GOAL -
Print the complete set of entries exactly.

** begin EXCERPTED DATA **

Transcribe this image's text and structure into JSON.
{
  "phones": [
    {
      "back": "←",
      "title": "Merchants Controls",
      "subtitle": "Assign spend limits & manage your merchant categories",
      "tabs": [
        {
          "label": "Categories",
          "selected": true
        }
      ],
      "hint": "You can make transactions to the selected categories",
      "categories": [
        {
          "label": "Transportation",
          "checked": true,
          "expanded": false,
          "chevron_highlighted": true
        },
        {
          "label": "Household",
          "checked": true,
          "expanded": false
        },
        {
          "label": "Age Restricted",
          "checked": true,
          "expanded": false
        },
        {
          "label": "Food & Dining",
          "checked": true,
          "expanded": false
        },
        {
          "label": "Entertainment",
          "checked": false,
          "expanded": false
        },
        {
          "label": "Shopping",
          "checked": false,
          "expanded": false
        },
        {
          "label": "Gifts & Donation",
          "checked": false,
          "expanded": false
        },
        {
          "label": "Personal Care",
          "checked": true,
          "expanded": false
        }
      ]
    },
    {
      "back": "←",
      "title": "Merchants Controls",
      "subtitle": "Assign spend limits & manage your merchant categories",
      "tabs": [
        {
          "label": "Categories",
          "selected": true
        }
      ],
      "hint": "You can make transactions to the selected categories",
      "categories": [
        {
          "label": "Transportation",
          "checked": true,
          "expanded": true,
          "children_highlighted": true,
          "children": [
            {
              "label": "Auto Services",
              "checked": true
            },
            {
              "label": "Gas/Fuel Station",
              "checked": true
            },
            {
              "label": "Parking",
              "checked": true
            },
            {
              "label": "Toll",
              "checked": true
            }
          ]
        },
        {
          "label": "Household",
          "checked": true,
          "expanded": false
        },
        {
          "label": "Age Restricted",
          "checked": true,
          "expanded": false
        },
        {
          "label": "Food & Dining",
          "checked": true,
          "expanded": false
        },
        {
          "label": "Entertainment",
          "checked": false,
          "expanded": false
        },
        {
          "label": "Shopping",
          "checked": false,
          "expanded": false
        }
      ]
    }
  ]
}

** end EXCERPTED DATA **

WRITTEN SOLUTION -
Transcribe this image's text and structure into JSON.
{
  "phones": [
    {
      "back": "←",
      "title": "Merchants Controls",
      "subtitle": "Assign spend limits & manage your merchant categories",
      "tabs": [
        {
          "label": "Categories",
          "selected": true
        }
      ],
      "hint": "You can make transactions to the selected categories",
      "categories": [
        {
          "label": "Transportation",
          "checked": true,
          "expanded": false,
          "chevron_highlighted": true
        },
        {
          "label": "Household",
          "checked": true,
          "expanded": false
        },
        {
          "label": "Age Restricted",
          "checked": true,
          "expanded": false
        },
        {
          "label": "Food & Dining",
          "checked": true,
          "expanded": false
        },
        {
          "label": "Entertainment",
          "checked": false,
          "expanded": false
        },
        {
          "label": "Shopping",
          "checked": false,
          "expanded": false
        },
        {
          "label": "Gifts & Donation",
          "checked": false,
          "expanded": false
        },
        {
          "label": "Personal Care",
          "checked": true,
          "expanded": false
        }
      ]
    },
    {
      "back": "←",
      "title": "Merchants Controls",
      "subtitle": "Assign spend limits & manage your merchant categories",
      "tabs": [
        {
          "label": "Categories",
          "selected": true
        }
      ],
      "hint": "You can make transactions to the selected categories",
      "categories": [
        {
          "label": "Transportation",
          "checked": true,
          "expanded": true,
          "children_highlighted": true,
          "children": [
            {
              "label": "Auto Services",
              "checked": true
            },
            {
              "label": "Gas/Fuel Station",
              "checked": true
            },
            {
              "label": "Parking",
              "checked": true
            },
            {
              "label": "Toll",
              "checked": true
            }
          ]
        },
        {
          "label": "Household",
          "checked": true,
          "expanded": false
        },
        {
          "label": "Age Restricted",
          "checked": true,
          "expanded": false
        },
        {
          "label": "Food & Dining",
          "checked": true,
          "expanded": false
        },
        {
          "label": "Entertainment",
          "checked": false,
          "expanded": false
        },
        {
          "label": "Shopping",
          "checked": false,
          "expanded": false
        }
      ]
    }
  ]
}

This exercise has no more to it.